[Begin Task data]

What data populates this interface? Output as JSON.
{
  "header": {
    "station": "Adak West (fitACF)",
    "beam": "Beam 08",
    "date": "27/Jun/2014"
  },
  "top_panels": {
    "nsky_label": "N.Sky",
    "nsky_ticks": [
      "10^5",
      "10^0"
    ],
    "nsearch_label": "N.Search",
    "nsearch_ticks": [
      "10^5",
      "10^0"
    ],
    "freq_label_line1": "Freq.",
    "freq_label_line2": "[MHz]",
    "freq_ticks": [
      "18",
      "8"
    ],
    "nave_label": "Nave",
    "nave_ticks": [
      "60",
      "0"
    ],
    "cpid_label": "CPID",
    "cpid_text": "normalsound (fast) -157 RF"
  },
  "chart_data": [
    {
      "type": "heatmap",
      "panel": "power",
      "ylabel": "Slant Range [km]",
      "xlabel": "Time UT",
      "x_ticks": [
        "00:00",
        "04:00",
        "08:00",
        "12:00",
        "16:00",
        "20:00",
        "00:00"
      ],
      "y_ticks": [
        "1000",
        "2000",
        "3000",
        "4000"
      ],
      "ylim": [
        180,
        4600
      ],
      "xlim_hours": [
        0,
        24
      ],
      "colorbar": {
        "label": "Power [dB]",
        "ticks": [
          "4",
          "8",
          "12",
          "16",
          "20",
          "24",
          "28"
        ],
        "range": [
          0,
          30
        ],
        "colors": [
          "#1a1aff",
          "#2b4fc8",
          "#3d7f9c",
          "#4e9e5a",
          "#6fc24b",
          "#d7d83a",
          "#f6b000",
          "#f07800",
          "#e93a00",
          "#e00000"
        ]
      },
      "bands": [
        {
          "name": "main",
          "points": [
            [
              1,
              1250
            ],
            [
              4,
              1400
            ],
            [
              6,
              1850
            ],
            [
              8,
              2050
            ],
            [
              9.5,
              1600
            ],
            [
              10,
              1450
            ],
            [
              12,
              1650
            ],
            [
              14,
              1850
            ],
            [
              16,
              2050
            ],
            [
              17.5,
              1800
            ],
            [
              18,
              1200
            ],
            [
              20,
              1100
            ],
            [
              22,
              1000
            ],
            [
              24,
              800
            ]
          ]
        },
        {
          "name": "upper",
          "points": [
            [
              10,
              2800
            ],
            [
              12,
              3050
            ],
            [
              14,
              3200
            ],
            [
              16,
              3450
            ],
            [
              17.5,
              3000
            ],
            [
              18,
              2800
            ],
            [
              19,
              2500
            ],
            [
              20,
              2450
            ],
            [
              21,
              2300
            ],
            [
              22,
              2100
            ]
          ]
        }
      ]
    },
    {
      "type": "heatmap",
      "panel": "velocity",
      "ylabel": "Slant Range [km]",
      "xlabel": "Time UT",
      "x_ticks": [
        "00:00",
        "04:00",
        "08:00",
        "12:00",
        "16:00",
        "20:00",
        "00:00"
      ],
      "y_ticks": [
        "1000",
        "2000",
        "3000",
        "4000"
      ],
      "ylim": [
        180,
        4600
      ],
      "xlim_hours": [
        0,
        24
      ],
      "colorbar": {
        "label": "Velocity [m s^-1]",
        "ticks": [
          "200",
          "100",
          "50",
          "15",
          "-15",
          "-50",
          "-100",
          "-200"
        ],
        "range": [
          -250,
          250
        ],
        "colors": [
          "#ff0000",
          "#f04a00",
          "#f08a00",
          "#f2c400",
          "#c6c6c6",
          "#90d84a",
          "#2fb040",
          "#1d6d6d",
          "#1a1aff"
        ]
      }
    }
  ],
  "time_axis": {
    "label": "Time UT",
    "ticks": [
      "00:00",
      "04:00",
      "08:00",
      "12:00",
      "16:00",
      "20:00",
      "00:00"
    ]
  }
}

[End Task data]

→ **What you will do**: Retype each record exactly, leaving nothing out.

→ **Problem solution**:
What data populates this interface? Output as JSON.
{
  "header": {
    "station": "Adak West (fitACF)",
    "beam": "Beam 08",
    "date": "27/Jun/2014"
  },
  "top_panels": {
    "nsky_label": "N.Sky",
    "nsky_ticks": [
      "10^5",
      "10^0"
    ],
    "nsearch_label": "N.Search",
    "nsearch_ticks": [
      "10^5",
      "10^0"
    ],
    "freq_label_line1": "Freq.",
    "freq_label_line2": "[MHz]",
    "freq_ticks": [
      "18",
      "8"
    ],
    "nave_label": "Nave",
    "nave_ticks": [
      "60",
      "0"
    ],
    "cpid_label": "CPID",
    "cpid_text": "normalsound (fast) -157 RF"
  },
  "chart_data": [
    {
      "type": "heatmap",
      "panel": "power",
      "ylabel": "Slant Range [km]",
      "xlabel": "Time UT",
      "x_ticks": [
        "00:00",
        "04:00",
        "08:00",
        "12:00",
        "16:00",
        "20:00",
        "00:00"
      ],
      "y_ticks": [
        "1000",
        "2000",
        "3000",
        "4000"
      ],
      "ylim": [
        180,
        4600
      ],
      "xlim_hours": [
        0,
        24
      ],
      "colorbar": {
        "label": "Power [dB]",
        "ticks": [
          "4",
          "8",
          "12",
          "16",
          "20",
          "24",
          "28"
        ],
        "range": [
          0,
          30
        ],
        "colors": [
          "#1a1aff",
          "#2b4fc8",
          "#3d7f9c",
          "#4e9e5a",
          "#6fc24b",
          "#d7d83a",
          "#f6b000",
          "#f07800",
          "#e93a00",
          "#e00000"
        ]
      },
      "bands": [
        {
          "name": "main",
          "points": [
            [
              1,
              1250
            ],
            [
              4,
              1400
            ],
            [
              6,
              1850
            ],
            [
              8,
              2050
            ],
            [
              9.5,
              1600
            ],
            [
              10,
              1450
            ],
            [
              12,
              1650
            ],
            [
              14,
              1850
            ],
            [
              16,
              2050
            ],
            [
              17.5,
              1800
            ],
            [
              18,
              1200
            ],
            [
              20,
              1100
            ],
            [
              22,
              1000
            ],
            [
              24,
              800
            ]
          ]
        },
        {
          "name": "upper",
          "points": [
            [
              10,
              2800
            ],
            [
              12,
              3050
            ],
            [
              14,
              3200
            ],
            [
              16,
              3450
            ],
            [
              17.5,
              3000
            ],
            [
              18,
              2800
            ],
            [
              19,
              2500
            ],
            [
              20,
              2450
            ],
            [
              21,
              2300
            ],
            [
              22,
              2100
            ]
          ]
        }
      ]
    },
    {
      "type": "heatmap",
      "panel": "velocity",
      "ylabel": "Slant Range [km]",
      "xlabel": "Time UT",
      "x_ticks": [
        "00:00",
        "04:00",
        "08:00",
        "12:00",
        "16:00",
        "20:00",
        "00:00"
      ],
      "y_ticks": [
        "1000",
        "2000",
        "3000",
        "4000"
      ],
      "ylim": [
        180,
        4600
      ],
      "xlim_hours": [
        0,
        24
      ],
      "colorbar": {
        "label": "Velocity [m s^-1]",
        "ticks": [
          "200",
          "100",
          "50",
          "15",
          "-15",
          "-50",
          "-100",
          "-200"
        ],
        "range": [
          -250,
          250
        ],
        "colors": [
          "#ff0000",
          "#f04a00",
          "#f08a00",
          "#f2c400",
          "#c6c6c6",
          "#90d84a",
          "#2fb040",
          "#1d6d6d",
          "#1a1aff"
        ]
      }
    }
  ],
  "time_axis": {
    "label": "Time UT",
    "ticks": [
      "00:00",
      "04:00",
      "08:00",
      "12:00",
      "16:00",
      "20:00",
      "00:00"
    ]
  }
}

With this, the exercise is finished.